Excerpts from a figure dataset
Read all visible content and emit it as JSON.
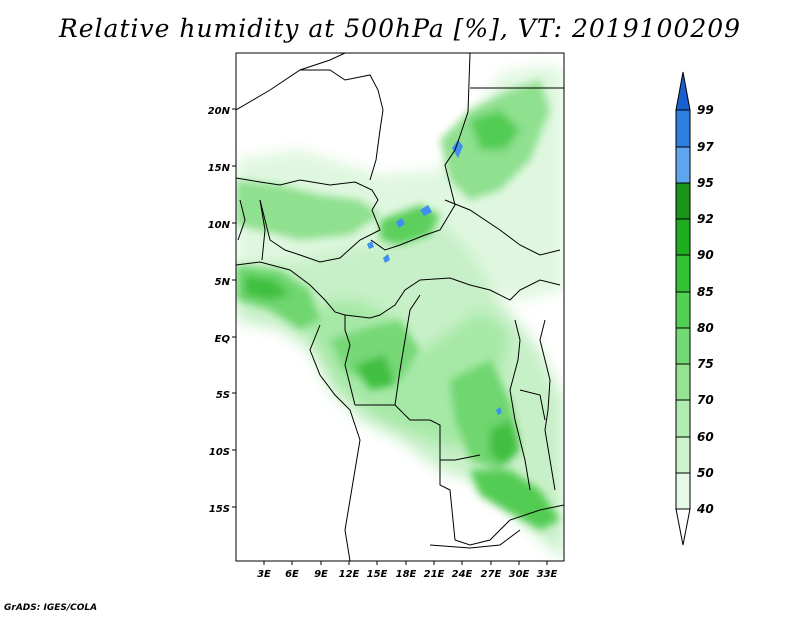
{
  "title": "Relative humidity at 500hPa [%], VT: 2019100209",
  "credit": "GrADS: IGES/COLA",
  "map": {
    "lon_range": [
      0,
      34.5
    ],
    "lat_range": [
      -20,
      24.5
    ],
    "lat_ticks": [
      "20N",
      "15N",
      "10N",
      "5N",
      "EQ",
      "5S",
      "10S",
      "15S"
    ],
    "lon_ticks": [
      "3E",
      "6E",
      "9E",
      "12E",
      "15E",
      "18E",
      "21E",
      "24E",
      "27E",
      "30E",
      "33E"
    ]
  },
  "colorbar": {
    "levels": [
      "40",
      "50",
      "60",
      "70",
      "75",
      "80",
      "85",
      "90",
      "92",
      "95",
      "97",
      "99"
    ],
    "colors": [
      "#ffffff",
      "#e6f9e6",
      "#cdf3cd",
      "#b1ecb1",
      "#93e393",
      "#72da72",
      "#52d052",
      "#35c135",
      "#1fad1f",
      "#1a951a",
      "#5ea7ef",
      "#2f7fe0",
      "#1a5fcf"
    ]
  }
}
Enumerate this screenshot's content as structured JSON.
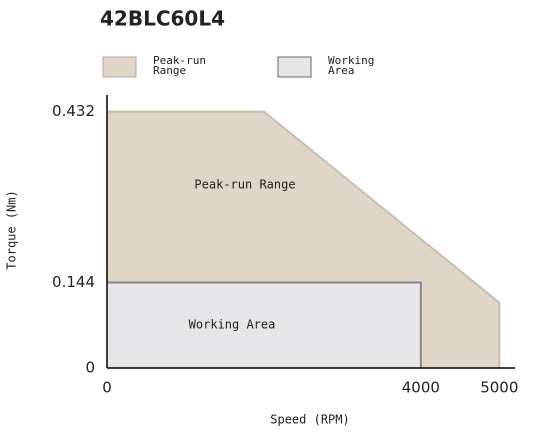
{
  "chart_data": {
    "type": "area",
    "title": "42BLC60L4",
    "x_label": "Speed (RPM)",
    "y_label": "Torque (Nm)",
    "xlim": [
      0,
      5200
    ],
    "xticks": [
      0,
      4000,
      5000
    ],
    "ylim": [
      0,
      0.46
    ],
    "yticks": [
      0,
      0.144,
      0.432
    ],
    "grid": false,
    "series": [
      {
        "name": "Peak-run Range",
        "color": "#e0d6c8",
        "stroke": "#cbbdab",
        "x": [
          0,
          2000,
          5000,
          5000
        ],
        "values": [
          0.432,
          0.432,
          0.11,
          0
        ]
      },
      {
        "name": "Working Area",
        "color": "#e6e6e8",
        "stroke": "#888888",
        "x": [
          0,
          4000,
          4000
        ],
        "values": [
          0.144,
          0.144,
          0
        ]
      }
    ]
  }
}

Problem requirements
Quote the full listing above word for word; exclude every picture from the copy.

Answer
Read all visible content and emit it as JSON.
{
  "title": "Relative humidity at 500hPa [%], VT: 2019100209",
  "credit": "GrADS: IGES/COLA",
  "map": {
    "lon_range": [
      0,
      34.5
    ],
    "lat_range": [
      -20,
      24.5
    ],
    "lat_ticks": [
      "20N",
      "15N",
      "10N",
      "5N",
      "EQ",
      "5S",
      "10S",
      "15S"
    ],
    "lon_ticks": [
      "3E",
      "6E",
      "9E",
      "12E",
      "15E",
      "18E",
      "21E",
      "24E",
      "27E",
      "30E",
      "33E"
    ]
  },
  "colorbar": {
    "levels": [
      "40",
      "50",
      "60",
      "70",
      "75",
      "80",
      "85",
      "90",
      "92",
      "95",
      "97",
      "99"
    ],
    "colors": [
      "#ffffff",
      "#e6f9e6",
      "#cdf3cd",
      "#b1ecb1",
      "#93e393",
      "#72da72",
      "#52d052",
      "#35c135",
      "#1fad1f",
      "#1a951a",
      "#5ea7ef",
      "#2f7fe0",
      "#1a5fcf"
    ]
  }
}
Enumerate this screenshot's content as structured JSON.
{
  "chart_data": {
    "type": "area",
    "title": "42BLC60L4",
    "x_label": "Speed (RPM)",
    "y_label": "Torque (Nm)",
    "xlim": [
      0,
      5200
    ],
    "xticks": [
      0,
      4000,
      5000
    ],
    "ylim": [
      0,
      0.46
    ],
    "yticks": [
      0,
      0.144,
      0.432
    ],
    "grid": false,
    "series": [
      {
        "name": "Peak-run Range",
        "color": "#e0d6c8",
        "stroke": "#cbbdab",
        "x": [
          0,
          2000,
          5000,
          5000
        ],
        "values": [
          0.432,
          0.432,
          0.11,
          0
        ]
      },
      {
        "name": "Working Area",
        "color": "#e6e6e8",
        "stroke": "#888888",
        "x": [
          0,
          4000,
          4000
        ],
        "values": [
          0.144,
          0.144,
          0
        ]
      }
    ]
  }
}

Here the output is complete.